Stated task → Leave out the pictures and transcribe everything else exactly.

Provided material →
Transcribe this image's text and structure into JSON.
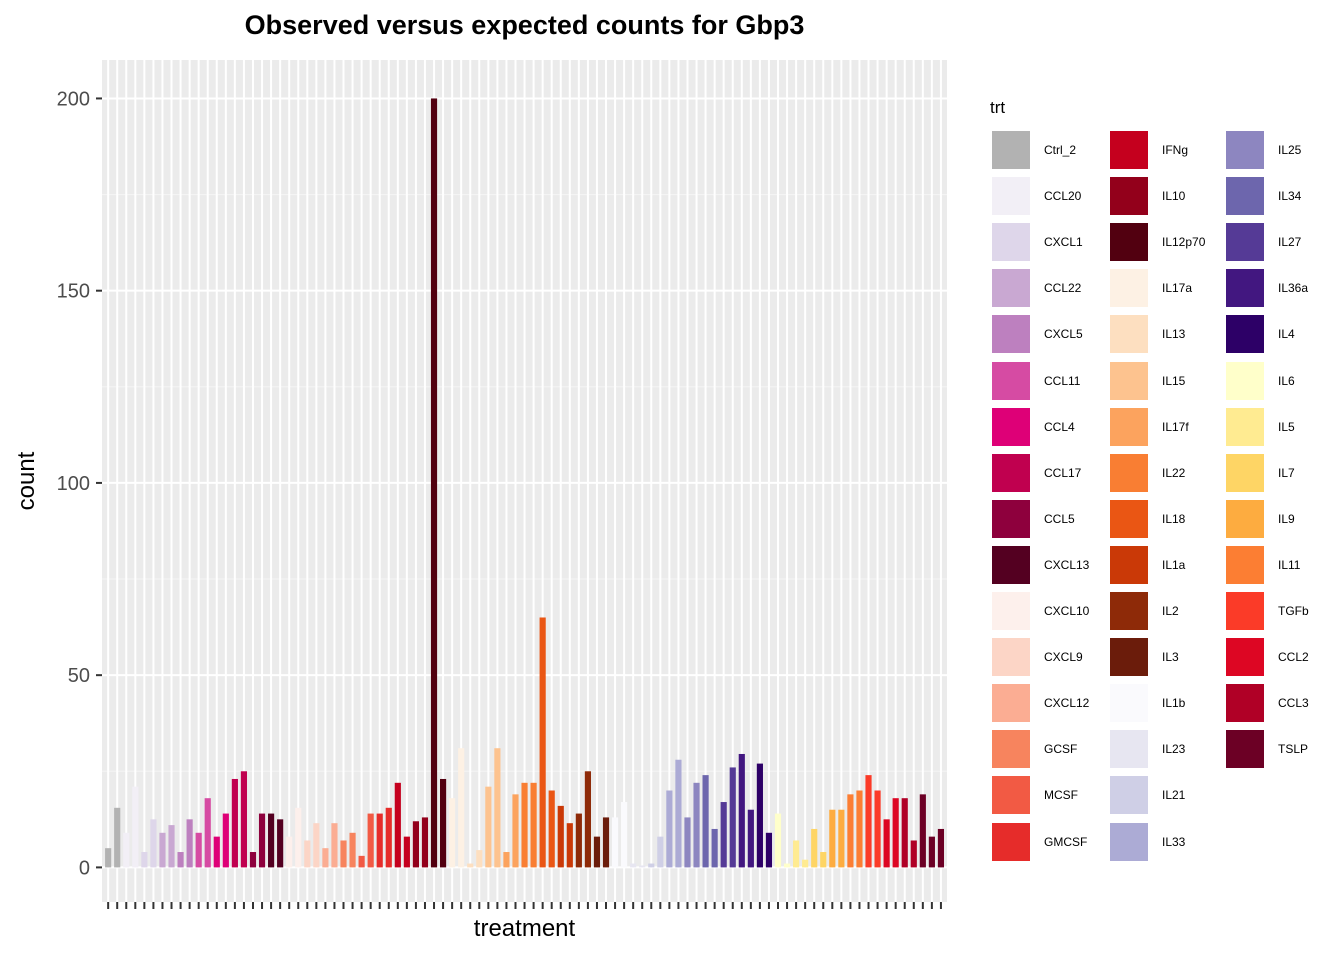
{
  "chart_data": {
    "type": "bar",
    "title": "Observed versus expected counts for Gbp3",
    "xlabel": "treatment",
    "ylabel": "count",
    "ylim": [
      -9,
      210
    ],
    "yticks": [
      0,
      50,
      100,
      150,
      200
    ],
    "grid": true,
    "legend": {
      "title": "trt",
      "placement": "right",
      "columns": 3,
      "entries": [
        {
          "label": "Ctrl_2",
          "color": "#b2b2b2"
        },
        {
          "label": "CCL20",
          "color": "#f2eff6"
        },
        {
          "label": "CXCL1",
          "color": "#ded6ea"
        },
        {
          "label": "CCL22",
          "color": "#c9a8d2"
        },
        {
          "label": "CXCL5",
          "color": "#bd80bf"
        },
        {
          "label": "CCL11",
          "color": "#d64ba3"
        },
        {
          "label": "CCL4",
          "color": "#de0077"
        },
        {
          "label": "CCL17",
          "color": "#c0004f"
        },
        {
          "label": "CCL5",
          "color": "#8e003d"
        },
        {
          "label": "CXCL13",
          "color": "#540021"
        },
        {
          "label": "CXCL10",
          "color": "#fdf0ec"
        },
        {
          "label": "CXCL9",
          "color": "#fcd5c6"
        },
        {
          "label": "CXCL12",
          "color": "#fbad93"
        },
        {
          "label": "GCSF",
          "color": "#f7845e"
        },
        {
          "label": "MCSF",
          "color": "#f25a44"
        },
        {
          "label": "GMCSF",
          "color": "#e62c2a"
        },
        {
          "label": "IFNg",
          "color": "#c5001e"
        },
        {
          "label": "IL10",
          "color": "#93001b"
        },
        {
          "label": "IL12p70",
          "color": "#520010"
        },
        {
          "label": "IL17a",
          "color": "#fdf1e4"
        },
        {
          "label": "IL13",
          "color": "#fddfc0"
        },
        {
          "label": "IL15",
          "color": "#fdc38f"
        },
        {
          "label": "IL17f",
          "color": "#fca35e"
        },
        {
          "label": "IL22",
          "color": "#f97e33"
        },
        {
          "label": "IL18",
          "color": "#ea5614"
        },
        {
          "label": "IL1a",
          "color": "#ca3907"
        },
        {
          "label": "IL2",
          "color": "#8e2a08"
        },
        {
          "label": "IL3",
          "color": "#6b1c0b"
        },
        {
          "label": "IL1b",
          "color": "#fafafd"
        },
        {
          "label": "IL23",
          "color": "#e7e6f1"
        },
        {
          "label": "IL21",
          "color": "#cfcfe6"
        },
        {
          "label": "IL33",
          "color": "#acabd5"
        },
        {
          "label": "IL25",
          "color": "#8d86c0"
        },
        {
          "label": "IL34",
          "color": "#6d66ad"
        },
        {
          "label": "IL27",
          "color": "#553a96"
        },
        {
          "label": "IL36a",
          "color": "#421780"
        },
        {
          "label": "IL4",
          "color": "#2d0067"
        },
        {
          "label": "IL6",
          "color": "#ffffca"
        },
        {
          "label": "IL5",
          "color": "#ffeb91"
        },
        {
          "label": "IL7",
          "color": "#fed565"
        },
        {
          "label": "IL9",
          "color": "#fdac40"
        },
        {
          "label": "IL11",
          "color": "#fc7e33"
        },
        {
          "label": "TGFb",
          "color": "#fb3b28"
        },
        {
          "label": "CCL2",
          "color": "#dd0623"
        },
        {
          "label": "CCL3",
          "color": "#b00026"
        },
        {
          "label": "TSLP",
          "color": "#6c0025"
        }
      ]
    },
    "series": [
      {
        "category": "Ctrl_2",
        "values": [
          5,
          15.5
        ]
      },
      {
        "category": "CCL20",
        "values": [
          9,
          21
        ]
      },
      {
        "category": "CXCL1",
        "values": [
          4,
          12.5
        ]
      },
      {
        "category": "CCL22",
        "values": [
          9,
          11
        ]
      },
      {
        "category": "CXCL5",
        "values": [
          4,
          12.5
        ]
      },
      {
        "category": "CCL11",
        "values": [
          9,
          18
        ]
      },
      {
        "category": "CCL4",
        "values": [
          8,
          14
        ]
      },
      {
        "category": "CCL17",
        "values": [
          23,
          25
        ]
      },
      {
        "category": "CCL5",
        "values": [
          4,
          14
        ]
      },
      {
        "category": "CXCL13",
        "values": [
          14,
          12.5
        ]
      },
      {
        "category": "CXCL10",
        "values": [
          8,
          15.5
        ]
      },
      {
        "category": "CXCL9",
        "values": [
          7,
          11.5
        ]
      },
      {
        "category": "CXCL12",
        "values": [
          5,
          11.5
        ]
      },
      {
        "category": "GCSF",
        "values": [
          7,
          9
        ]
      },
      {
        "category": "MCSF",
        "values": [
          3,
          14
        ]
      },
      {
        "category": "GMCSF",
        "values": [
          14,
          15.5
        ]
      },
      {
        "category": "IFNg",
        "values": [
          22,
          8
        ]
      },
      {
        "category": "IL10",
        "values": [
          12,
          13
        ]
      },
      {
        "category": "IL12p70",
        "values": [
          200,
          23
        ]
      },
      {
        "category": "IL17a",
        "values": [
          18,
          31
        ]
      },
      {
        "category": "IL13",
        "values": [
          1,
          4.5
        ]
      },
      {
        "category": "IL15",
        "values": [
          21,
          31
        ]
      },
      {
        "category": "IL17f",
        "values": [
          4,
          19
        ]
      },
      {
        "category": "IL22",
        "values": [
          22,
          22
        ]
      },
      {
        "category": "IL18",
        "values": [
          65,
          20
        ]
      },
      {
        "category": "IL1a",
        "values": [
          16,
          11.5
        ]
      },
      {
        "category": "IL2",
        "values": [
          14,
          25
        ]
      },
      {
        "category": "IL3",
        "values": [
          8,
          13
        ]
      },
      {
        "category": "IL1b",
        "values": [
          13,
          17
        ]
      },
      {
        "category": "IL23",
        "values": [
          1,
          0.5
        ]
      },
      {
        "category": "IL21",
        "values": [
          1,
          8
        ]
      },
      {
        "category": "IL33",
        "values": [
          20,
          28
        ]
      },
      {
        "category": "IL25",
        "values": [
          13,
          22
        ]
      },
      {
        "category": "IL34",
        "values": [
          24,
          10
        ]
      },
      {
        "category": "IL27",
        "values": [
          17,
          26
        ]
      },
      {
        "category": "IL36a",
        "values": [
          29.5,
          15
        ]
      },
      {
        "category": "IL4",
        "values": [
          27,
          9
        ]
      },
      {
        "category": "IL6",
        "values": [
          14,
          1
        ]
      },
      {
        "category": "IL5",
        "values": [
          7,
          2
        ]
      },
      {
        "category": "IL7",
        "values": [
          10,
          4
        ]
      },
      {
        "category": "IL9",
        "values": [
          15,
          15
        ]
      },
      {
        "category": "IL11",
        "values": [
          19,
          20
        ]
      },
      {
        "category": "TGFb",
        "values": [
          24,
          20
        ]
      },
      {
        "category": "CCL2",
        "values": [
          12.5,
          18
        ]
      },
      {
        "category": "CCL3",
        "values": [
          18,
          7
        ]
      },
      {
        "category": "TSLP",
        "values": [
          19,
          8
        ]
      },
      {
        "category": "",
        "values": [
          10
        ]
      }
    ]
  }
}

Output of the exercise →
Transcribe this image's text and structure into JSON.
{
  "chart_data": {
    "type": "bar",
    "title": "Observed versus expected counts for Gbp3",
    "xlabel": "treatment",
    "ylabel": "count",
    "ylim": [
      -9,
      210
    ],
    "yticks": [
      0,
      50,
      100,
      150,
      200
    ],
    "grid": true,
    "legend": {
      "title": "trt",
      "placement": "right",
      "columns": 3,
      "entries": [
        {
          "label": "Ctrl_2",
          "color": "#b2b2b2"
        },
        {
          "label": "CCL20",
          "color": "#f2eff6"
        },
        {
          "label": "CXCL1",
          "color": "#ded6ea"
        },
        {
          "label": "CCL22",
          "color": "#c9a8d2"
        },
        {
          "label": "CXCL5",
          "color": "#bd80bf"
        },
        {
          "label": "CCL11",
          "color": "#d64ba3"
        },
        {
          "label": "CCL4",
          "color": "#de0077"
        },
        {
          "label": "CCL17",
          "color": "#c0004f"
        },
        {
          "label": "CCL5",
          "color": "#8e003d"
        },
        {
          "label": "CXCL13",
          "color": "#540021"
        },
        {
          "label": "CXCL10",
          "color": "#fdf0ec"
        },
        {
          "label": "CXCL9",
          "color": "#fcd5c6"
        },
        {
          "label": "CXCL12",
          "color": "#fbad93"
        },
        {
          "label": "GCSF",
          "color": "#f7845e"
        },
        {
          "label": "MCSF",
          "color": "#f25a44"
        },
        {
          "label": "GMCSF",
          "color": "#e62c2a"
        },
        {
          "label": "IFNg",
          "color": "#c5001e"
        },
        {
          "label": "IL10",
          "color": "#93001b"
        },
        {
          "label": "IL12p70",
          "color": "#520010"
        },
        {
          "label": "IL17a",
          "color": "#fdf1e4"
        },
        {
          "label": "IL13",
          "color": "#fddfc0"
        },
        {
          "label": "IL15",
          "color": "#fdc38f"
        },
        {
          "label": "IL17f",
          "color": "#fca35e"
        },
        {
          "label": "IL22",
          "color": "#f97e33"
        },
        {
          "label": "IL18",
          "color": "#ea5614"
        },
        {
          "label": "IL1a",
          "color": "#ca3907"
        },
        {
          "label": "IL2",
          "color": "#8e2a08"
        },
        {
          "label": "IL3",
          "color": "#6b1c0b"
        },
        {
          "label": "IL1b",
          "color": "#fafafd"
        },
        {
          "label": "IL23",
          "color": "#e7e6f1"
        },
        {
          "label": "IL21",
          "color": "#cfcfe6"
        },
        {
          "label": "IL33",
          "color": "#acabd5"
        },
        {
          "label": "IL25",
          "color": "#8d86c0"
        },
        {
          "label": "IL34",
          "color": "#6d66ad"
        },
        {
          "label": "IL27",
          "color": "#553a96"
        },
        {
          "label": "IL36a",
          "color": "#421780"
        },
        {
          "label": "IL4",
          "color": "#2d0067"
        },
        {
          "label": "IL6",
          "color": "#ffffca"
        },
        {
          "label": "IL5",
          "color": "#ffeb91"
        },
        {
          "label": "IL7",
          "color": "#fed565"
        },
        {
          "label": "IL9",
          "color": "#fdac40"
        },
        {
          "label": "IL11",
          "color": "#fc7e33"
        },
        {
          "label": "TGFb",
          "color": "#fb3b28"
        },
        {
          "label": "CCL2",
          "color": "#dd0623"
        },
        {
          "label": "CCL3",
          "color": "#b00026"
        },
        {
          "label": "TSLP",
          "color": "#6c0025"
        }
      ]
    },
    "series": [
      {
        "category": "Ctrl_2",
        "values": [
          5,
          15.5
        ]
      },
      {
        "category": "CCL20",
        "values": [
          9,
          21
        ]
      },
      {
        "category": "CXCL1",
        "values": [
          4,
          12.5
        ]
      },
      {
        "category": "CCL22",
        "values": [
          9,
          11
        ]
      },
      {
        "category": "CXCL5",
        "values": [
          4,
          12.5
        ]
      },
      {
        "category": "CCL11",
        "values": [
          9,
          18
        ]
      },
      {
        "category": "CCL4",
        "values": [
          8,
          14
        ]
      },
      {
        "category": "CCL17",
        "values": [
          23,
          25
        ]
      },
      {
        "category": "CCL5",
        "values": [
          4,
          14
        ]
      },
      {
        "category": "CXCL13",
        "values": [
          14,
          12.5
        ]
      },
      {
        "category": "CXCL10",
        "values": [
          8,
          15.5
        ]
      },
      {
        "category": "CXCL9",
        "values": [
          7,
          11.5
        ]
      },
      {
        "category": "CXCL12",
        "values": [
          5,
          11.5
        ]
      },
      {
        "category": "GCSF",
        "values": [
          7,
          9
        ]
      },
      {
        "category": "MCSF",
        "values": [
          3,
          14
        ]
      },
      {
        "category": "GMCSF",
        "values": [
          14,
          15.5
        ]
      },
      {
        "category": "IFNg",
        "values": [
          22,
          8
        ]
      },
      {
        "category": "IL10",
        "values": [
          12,
          13
        ]
      },
      {
        "category": "IL12p70",
        "values": [
          200,
          23
        ]
      },
      {
        "category": "IL17a",
        "values": [
          18,
          31
        ]
      },
      {
        "category": "IL13",
        "values": [
          1,
          4.5
        ]
      },
      {
        "category": "IL15",
        "values": [
          21,
          31
        ]
      },
      {
        "category": "IL17f",
        "values": [
          4,
          19
        ]
      },
      {
        "category": "IL22",
        "values": [
          22,
          22
        ]
      },
      {
        "category": "IL18",
        "values": [
          65,
          20
        ]
      },
      {
        "category": "IL1a",
        "values": [
          16,
          11.5
        ]
      },
      {
        "category": "IL2",
        "values": [
          14,
          25
        ]
      },
      {
        "category": "IL3",
        "values": [
          8,
          13
        ]
      },
      {
        "category": "IL1b",
        "values": [
          13,
          17
        ]
      },
      {
        "category": "IL23",
        "values": [
          1,
          0.5
        ]
      },
      {
        "category": "IL21",
        "values": [
          1,
          8
        ]
      },
      {
        "category": "IL33",
        "values": [
          20,
          28
        ]
      },
      {
        "category": "IL25",
        "values": [
          13,
          22
        ]
      },
      {
        "category": "IL34",
        "values": [
          24,
          10
        ]
      },
      {
        "category": "IL27",
        "values": [
          17,
          26
        ]
      },
      {
        "category": "IL36a",
        "values": [
          29.5,
          15
        ]
      },
      {
        "category": "IL4",
        "values": [
          27,
          9
        ]
      },
      {
        "category": "IL6",
        "values": [
          14,
          1
        ]
      },
      {
        "category": "IL5",
        "values": [
          7,
          2
        ]
      },
      {
        "category": "IL7",
        "values": [
          10,
          4
        ]
      },
      {
        "category": "IL9",
        "values": [
          15,
          15
        ]
      },
      {
        "category": "IL11",
        "values": [
          19,
          20
        ]
      },
      {
        "category": "TGFb",
        "values": [
          24,
          20
        ]
      },
      {
        "category": "CCL2",
        "values": [
          12.5,
          18
        ]
      },
      {
        "category": "CCL3",
        "values": [
          18,
          7
        ]
      },
      {
        "category": "TSLP",
        "values": [
          19,
          8
        ]
      },
      {
        "category": "",
        "values": [
          10
        ]
      }
    ]
  }
}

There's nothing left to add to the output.